What is expected: Reproduce each line of the entries below verbatim.

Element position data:
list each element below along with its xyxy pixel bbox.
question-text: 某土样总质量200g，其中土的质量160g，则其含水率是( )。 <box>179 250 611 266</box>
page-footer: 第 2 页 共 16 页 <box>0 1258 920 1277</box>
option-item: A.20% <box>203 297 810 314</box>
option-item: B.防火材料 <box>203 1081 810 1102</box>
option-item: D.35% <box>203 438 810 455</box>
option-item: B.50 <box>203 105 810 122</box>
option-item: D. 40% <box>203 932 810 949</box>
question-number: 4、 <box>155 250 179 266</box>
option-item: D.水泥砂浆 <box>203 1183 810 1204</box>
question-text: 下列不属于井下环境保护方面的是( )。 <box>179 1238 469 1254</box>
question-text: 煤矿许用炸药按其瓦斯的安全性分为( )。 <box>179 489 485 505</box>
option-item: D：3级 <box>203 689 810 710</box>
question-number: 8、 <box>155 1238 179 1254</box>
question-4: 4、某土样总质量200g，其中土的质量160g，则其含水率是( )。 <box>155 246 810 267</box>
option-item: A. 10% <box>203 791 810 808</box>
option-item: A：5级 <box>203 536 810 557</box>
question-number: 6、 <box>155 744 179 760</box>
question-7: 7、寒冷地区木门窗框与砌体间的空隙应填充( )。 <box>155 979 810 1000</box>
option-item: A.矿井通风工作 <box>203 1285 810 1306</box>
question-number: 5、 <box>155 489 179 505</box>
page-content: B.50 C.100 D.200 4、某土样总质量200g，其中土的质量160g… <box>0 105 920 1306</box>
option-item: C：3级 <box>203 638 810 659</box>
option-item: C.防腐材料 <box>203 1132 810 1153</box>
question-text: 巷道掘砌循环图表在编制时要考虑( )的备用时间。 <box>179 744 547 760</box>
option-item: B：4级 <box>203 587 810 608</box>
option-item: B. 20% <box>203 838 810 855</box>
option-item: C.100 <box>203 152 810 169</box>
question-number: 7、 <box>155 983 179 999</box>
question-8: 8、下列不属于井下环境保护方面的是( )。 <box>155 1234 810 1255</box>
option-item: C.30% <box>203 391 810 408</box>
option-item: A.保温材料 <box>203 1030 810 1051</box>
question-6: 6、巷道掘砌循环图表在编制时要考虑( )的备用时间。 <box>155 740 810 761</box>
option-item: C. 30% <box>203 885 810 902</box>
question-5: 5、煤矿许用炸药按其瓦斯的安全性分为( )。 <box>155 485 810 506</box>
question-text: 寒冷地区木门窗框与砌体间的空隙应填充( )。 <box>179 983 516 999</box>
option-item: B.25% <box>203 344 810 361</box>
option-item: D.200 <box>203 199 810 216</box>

Output for this exercise:
list each element below along with its xyxy pixel bbox.
question-text: 某土样总质量200g，其中土的质量160g，则其含水率是( )。 <box>179 250 611 266</box>
page-footer: 第 2 页 共 16 页 <box>0 1258 920 1277</box>
option-item: A.20% <box>203 297 810 314</box>
option-item: B.防火材料 <box>203 1081 810 1102</box>
option-item: D.35% <box>203 438 810 455</box>
option-item: B.50 <box>203 105 810 122</box>
option-item: D. 40% <box>203 932 810 949</box>
question-number: 4、 <box>155 250 179 266</box>
option-item: D.水泥砂浆 <box>203 1183 810 1204</box>
question-text: 下列不属于井下环境保护方面的是( )。 <box>179 1238 469 1254</box>
question-text: 煤矿许用炸药按其瓦斯的安全性分为( )。 <box>179 489 485 505</box>
option-item: D：3级 <box>203 689 810 710</box>
question-number: 8、 <box>155 1238 179 1254</box>
question-4: 4、某土样总质量200g，其中土的质量160g，则其含水率是( )。 <box>155 246 810 267</box>
option-item: A. 10% <box>203 791 810 808</box>
option-item: A：5级 <box>203 536 810 557</box>
question-number: 6、 <box>155 744 179 760</box>
question-7: 7、寒冷地区木门窗框与砌体间的空隙应填充( )。 <box>155 979 810 1000</box>
option-item: A.矿井通风工作 <box>203 1285 810 1306</box>
question-number: 5、 <box>155 489 179 505</box>
page-content: B.50 C.100 D.200 4、某土样总质量200g，其中土的质量160g… <box>0 105 920 1306</box>
option-item: C：3级 <box>203 638 810 659</box>
option-item: C.防腐材料 <box>203 1132 810 1153</box>
question-text: 巷道掘砌循环图表在编制时要考虑( )的备用时间。 <box>179 744 547 760</box>
option-item: B：4级 <box>203 587 810 608</box>
option-item: B. 20% <box>203 838 810 855</box>
option-item: C.100 <box>203 152 810 169</box>
question-number: 7、 <box>155 983 179 999</box>
question-8: 8、下列不属于井下环境保护方面的是( )。 <box>155 1234 810 1255</box>
option-item: C.30% <box>203 391 810 408</box>
option-item: A.保温材料 <box>203 1030 810 1051</box>
question-6: 6、巷道掘砌循环图表在编制时要考虑( )的备用时间。 <box>155 740 810 761</box>
option-item: C. 30% <box>203 885 810 902</box>
question-5: 5、煤矿许用炸药按其瓦斯的安全性分为( )。 <box>155 485 810 506</box>
question-text: 寒冷地区木门窗框与砌体间的空隙应填充( )。 <box>179 983 516 999</box>
option-item: B.25% <box>203 344 810 361</box>
option-item: D.200 <box>203 199 810 216</box>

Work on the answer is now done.